» What you are asked to do
Give all the lines below again, exactly, with no pictures.

* Begin Source material *

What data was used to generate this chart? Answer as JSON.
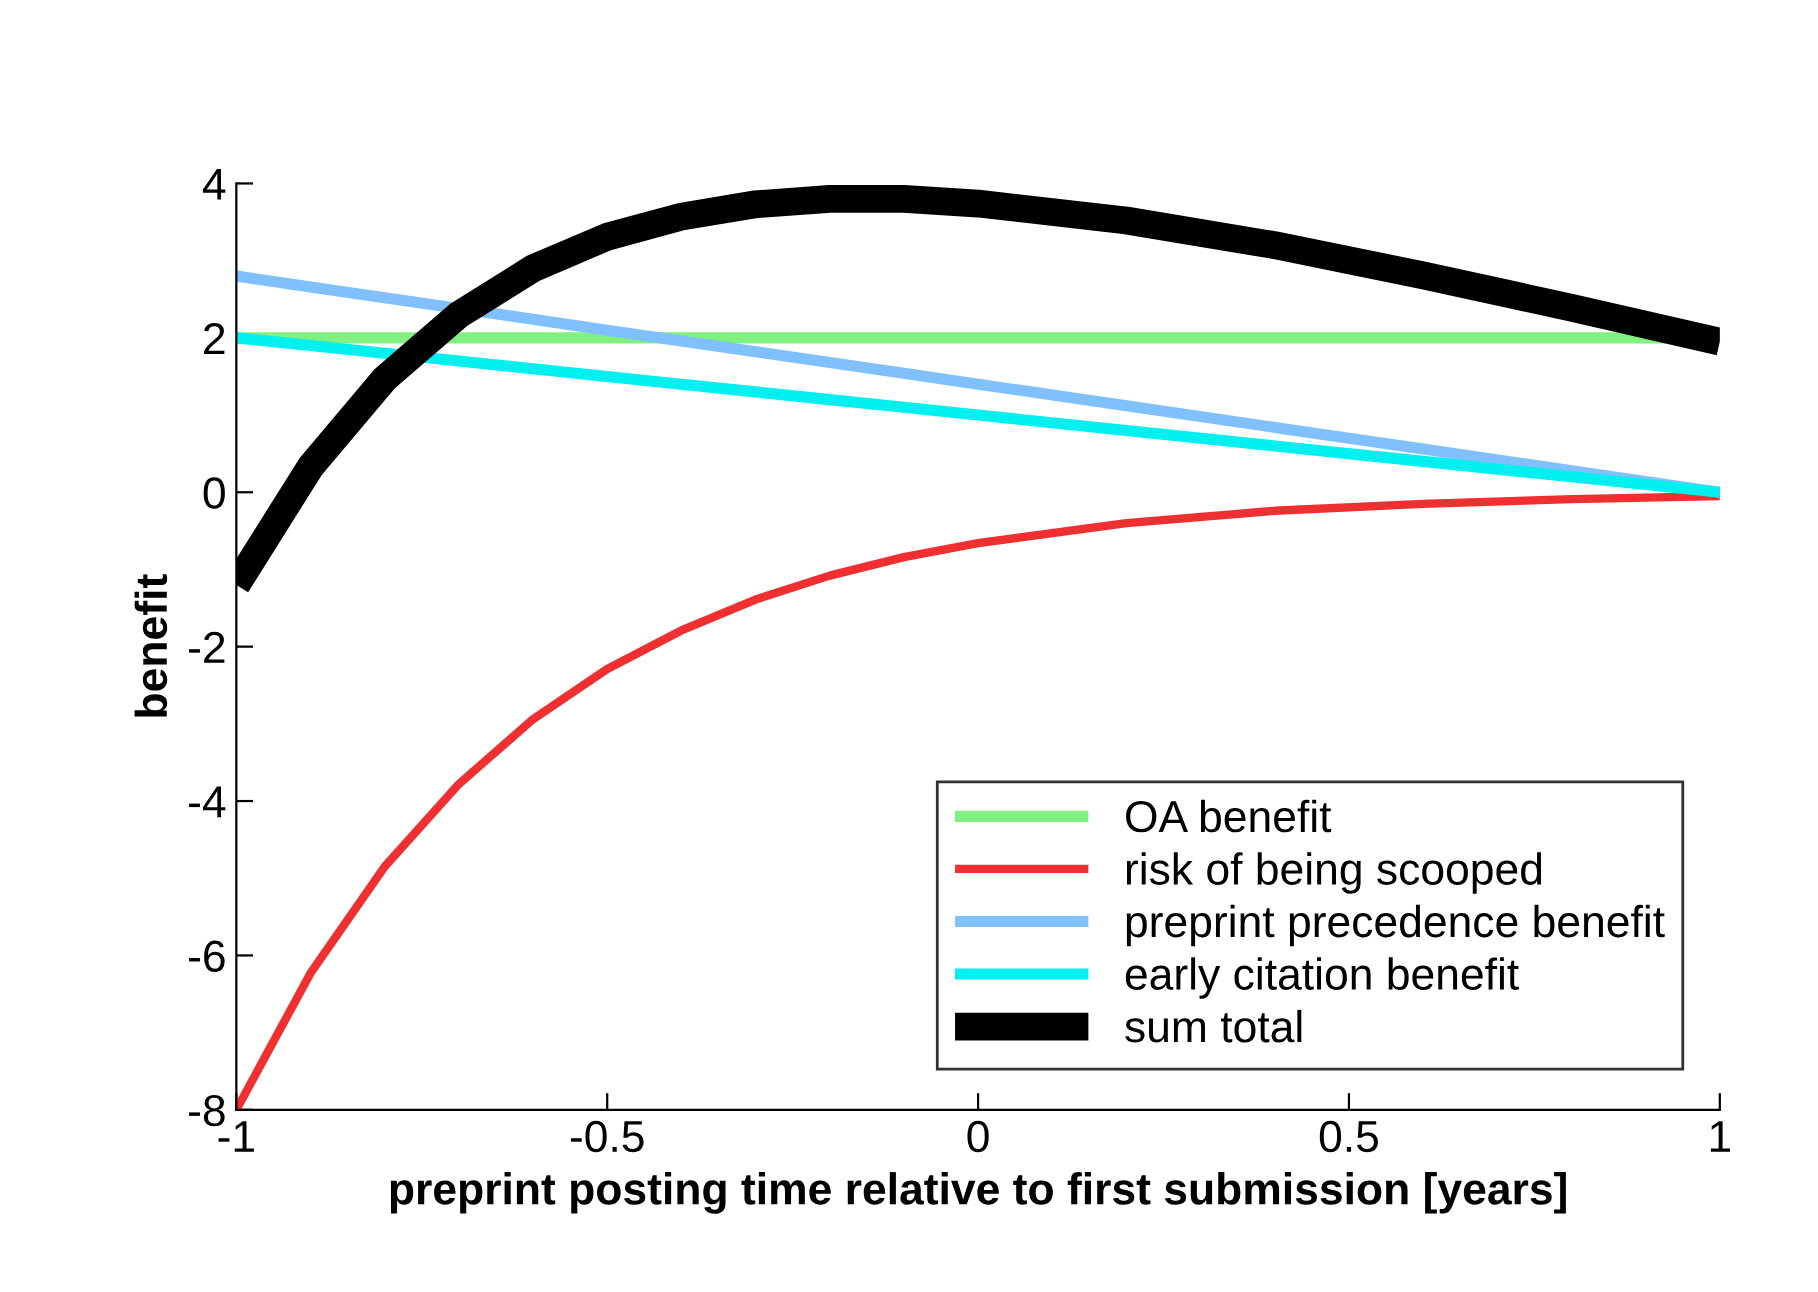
{
  "chart_data": {
    "type": "line",
    "xlabel": "preprint posting time relative to first submission [years]",
    "ylabel": "benefit",
    "x": [
      -1,
      -0.9,
      -0.8,
      -0.7,
      -0.6,
      -0.5,
      -0.4,
      -0.3,
      -0.2,
      -0.1,
      0,
      0.2,
      0.4,
      0.6,
      0.8,
      1
    ],
    "series": [
      {
        "name": "OA benefit",
        "color": "#80f080",
        "values": [
          2,
          2,
          2,
          2,
          2,
          2,
          2,
          2,
          2,
          2,
          2,
          2,
          2,
          2,
          2,
          2
        ]
      },
      {
        "name": "risk of being scooped",
        "color": "#f03030",
        "values": [
          -8,
          -6.23,
          -4.85,
          -3.78,
          -2.94,
          -2.29,
          -1.79,
          -1.39,
          -1.08,
          -0.84,
          -0.66,
          -0.4,
          -0.24,
          -0.15,
          -0.09,
          -0.05
        ]
      },
      {
        "name": "preprint precedence benefit",
        "color": "#80c0ff",
        "values": [
          2.8,
          2.66,
          2.52,
          2.38,
          2.24,
          2.1,
          1.96,
          1.82,
          1.68,
          1.54,
          1.4,
          1.12,
          0.84,
          0.56,
          0.28,
          0
        ]
      },
      {
        "name": "early citation benefit",
        "color": "#00f0f0",
        "values": [
          2,
          1.9,
          1.8,
          1.7,
          1.6,
          1.5,
          1.4,
          1.3,
          1.2,
          1.1,
          1,
          0.8,
          0.6,
          0.4,
          0.2,
          0
        ]
      },
      {
        "name": "sum total",
        "color": "#000000",
        "values": [
          -1.2,
          0.33,
          1.47,
          2.3,
          2.9,
          3.31,
          3.57,
          3.73,
          3.8,
          3.8,
          3.74,
          3.52,
          3.2,
          2.81,
          2.39,
          1.95
        ]
      }
    ],
    "xlim": [
      -1,
      1
    ],
    "ylim": [
      -8,
      4
    ],
    "xticks": [
      -1,
      -0.5,
      0,
      0.5,
      1
    ],
    "yticks": [
      -8,
      -6,
      -4,
      -2,
      0,
      2,
      4
    ],
    "grid": false,
    "legend": "bottom right",
    "marker": "none",
    "line_style": "solid"
  }
}
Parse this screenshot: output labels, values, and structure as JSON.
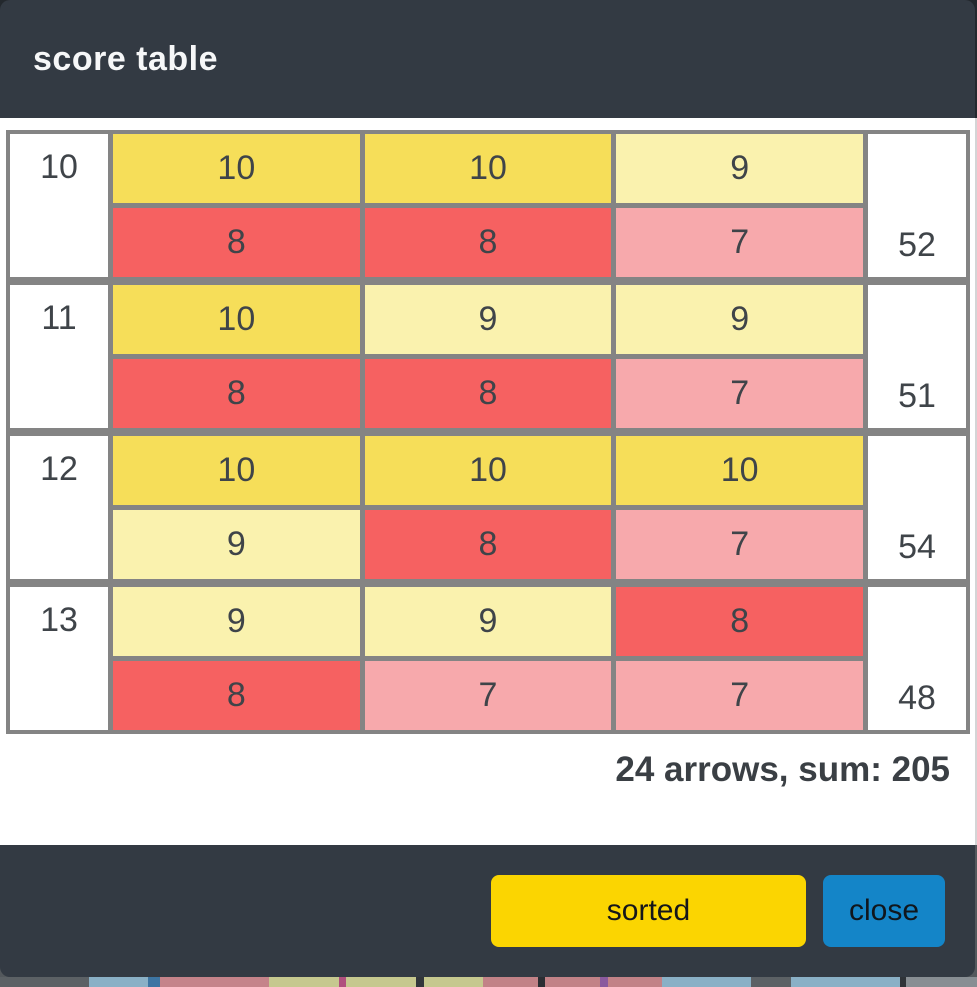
{
  "modal": {
    "title": "score table",
    "summary": "24 arrows, sum: 205",
    "buttons": {
      "sorted": "sorted",
      "close": "close"
    }
  },
  "score_table": {
    "rows": [
      {
        "end": "10",
        "arrows": [
          "10",
          "10",
          "9",
          "8",
          "8",
          "7"
        ],
        "sum": "52"
      },
      {
        "end": "11",
        "arrows": [
          "10",
          "9",
          "9",
          "8",
          "8",
          "7"
        ],
        "sum": "51"
      },
      {
        "end": "12",
        "arrows": [
          "10",
          "10",
          "10",
          "9",
          "8",
          "7"
        ],
        "sum": "54"
      },
      {
        "end": "13",
        "arrows": [
          "9",
          "9",
          "8",
          "8",
          "7",
          "7"
        ],
        "sum": "48"
      }
    ]
  },
  "score_colors": {
    "10": "#F6DE59",
    "9": "#FAF2AE",
    "8": "#F66161",
    "7": "#F7A9AC"
  },
  "colors": {
    "header_bg": "#333A43",
    "table_border": "#848484",
    "cell_text": "#3F4449",
    "sorted_button_bg": "#FBD501",
    "close_button_bg": "#1485C8",
    "body_bg": "#FFFFFF"
  },
  "background_page_strip": {
    "segments": [
      {
        "color": "#5C6165",
        "w": 90
      },
      {
        "color": "#8AB0C6",
        "w": 60
      },
      {
        "color": "#3D75A3",
        "w": 12
      },
      {
        "color": "#C5838A",
        "w": 110
      },
      {
        "color": "#C6C88F",
        "w": 70
      },
      {
        "color": "#B04F7E",
        "w": 8
      },
      {
        "color": "#C6C88F",
        "w": 70
      },
      {
        "color": "#32363B",
        "w": 8
      },
      {
        "color": "#C6C88F",
        "w": 60
      },
      {
        "color": "#C28287",
        "w": 55
      },
      {
        "color": "#2B2E33",
        "w": 8
      },
      {
        "color": "#C28287",
        "w": 55
      },
      {
        "color": "#8A5A9E",
        "w": 8
      },
      {
        "color": "#C28287",
        "w": 55
      },
      {
        "color": "#8AB0C6",
        "w": 90
      },
      {
        "color": "#5C6165",
        "w": 40
      },
      {
        "color": "#8AB0C6",
        "w": 110
      },
      {
        "color": "#2F3338",
        "w": 6
      },
      {
        "color": "#888E93",
        "w": 72
      }
    ]
  }
}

* End Source material *

» Result
What data was used to generate this chart? Answer as JSON.
{
  "chart_data": {
    "type": "line",
    "xlabel": "preprint posting time relative to first submission [years]",
    "ylabel": "benefit",
    "x": [
      -1,
      -0.9,
      -0.8,
      -0.7,
      -0.6,
      -0.5,
      -0.4,
      -0.3,
      -0.2,
      -0.1,
      0,
      0.2,
      0.4,
      0.6,
      0.8,
      1
    ],
    "series": [
      {
        "name": "OA benefit",
        "color": "#80f080",
        "values": [
          2,
          2,
          2,
          2,
          2,
          2,
          2,
          2,
          2,
          2,
          2,
          2,
          2,
          2,
          2,
          2
        ]
      },
      {
        "name": "risk of being scooped",
        "color": "#f03030",
        "values": [
          -8,
          -6.23,
          -4.85,
          -3.78,
          -2.94,
          -2.29,
          -1.79,
          -1.39,
          -1.08,
          -0.84,
          -0.66,
          -0.4,
          -0.24,
          -0.15,
          -0.09,
          -0.05
        ]
      },
      {
        "name": "preprint precedence benefit",
        "color": "#80c0ff",
        "values": [
          2.8,
          2.66,
          2.52,
          2.38,
          2.24,
          2.1,
          1.96,
          1.82,
          1.68,
          1.54,
          1.4,
          1.12,
          0.84,
          0.56,
          0.28,
          0
        ]
      },
      {
        "name": "early citation benefit",
        "color": "#00f0f0",
        "values": [
          2,
          1.9,
          1.8,
          1.7,
          1.6,
          1.5,
          1.4,
          1.3,
          1.2,
          1.1,
          1,
          0.8,
          0.6,
          0.4,
          0.2,
          0
        ]
      },
      {
        "name": "sum total",
        "color": "#000000",
        "values": [
          -1.2,
          0.33,
          1.47,
          2.3,
          2.9,
          3.31,
          3.57,
          3.73,
          3.8,
          3.8,
          3.74,
          3.52,
          3.2,
          2.81,
          2.39,
          1.95
        ]
      }
    ],
    "xlim": [
      -1,
      1
    ],
    "ylim": [
      -8,
      4
    ],
    "xticks": [
      -1,
      -0.5,
      0,
      0.5,
      1
    ],
    "yticks": [
      -8,
      -6,
      -4,
      -2,
      0,
      2,
      4
    ],
    "grid": false,
    "legend": "bottom right",
    "marker": "none",
    "line_style": "solid"
  }
}
Parse this screenshot: output labels, values, and structure as JSON.
{
  "modal": {
    "title": "score table",
    "summary": "24 arrows, sum: 205",
    "buttons": {
      "sorted": "sorted",
      "close": "close"
    }
  },
  "score_table": {
    "rows": [
      {
        "end": "10",
        "arrows": [
          "10",
          "10",
          "9",
          "8",
          "8",
          "7"
        ],
        "sum": "52"
      },
      {
        "end": "11",
        "arrows": [
          "10",
          "9",
          "9",
          "8",
          "8",
          "7"
        ],
        "sum": "51"
      },
      {
        "end": "12",
        "arrows": [
          "10",
          "10",
          "10",
          "9",
          "8",
          "7"
        ],
        "sum": "54"
      },
      {
        "end": "13",
        "arrows": [
          "9",
          "9",
          "8",
          "8",
          "7",
          "7"
        ],
        "sum": "48"
      }
    ]
  },
  "score_colors": {
    "10": "#F6DE59",
    "9": "#FAF2AE",
    "8": "#F66161",
    "7": "#F7A9AC"
  },
  "colors": {
    "header_bg": "#333A43",
    "table_border": "#848484",
    "cell_text": "#3F4449",
    "sorted_button_bg": "#FBD501",
    "close_button_bg": "#1485C8",
    "body_bg": "#FFFFFF"
  },
  "background_page_strip": {
    "segments": [
      {
        "color": "#5C6165",
        "w": 90
      },
      {
        "color": "#8AB0C6",
        "w": 60
      },
      {
        "color": "#3D75A3",
        "w": 12
      },
      {
        "color": "#C5838A",
        "w": 110
      },
      {
        "color": "#C6C88F",
        "w": 70
      },
      {
        "color": "#B04F7E",
        "w": 8
      },
      {
        "color": "#C6C88F",
        "w": 70
      },
      {
        "color": "#32363B",
        "w": 8
      },
      {
        "color": "#C6C88F",
        "w": 60
      },
      {
        "color": "#C28287",
        "w": 55
      },
      {
        "color": "#2B2E33",
        "w": 8
      },
      {
        "color": "#C28287",
        "w": 55
      },
      {
        "color": "#8A5A9E",
        "w": 8
      },
      {
        "color": "#C28287",
        "w": 55
      },
      {
        "color": "#8AB0C6",
        "w": 90
      },
      {
        "color": "#5C6165",
        "w": 40
      },
      {
        "color": "#8AB0C6",
        "w": 110
      },
      {
        "color": "#2F3338",
        "w": 6
      },
      {
        "color": "#888E93",
        "w": 72
      }
    ]
  }
}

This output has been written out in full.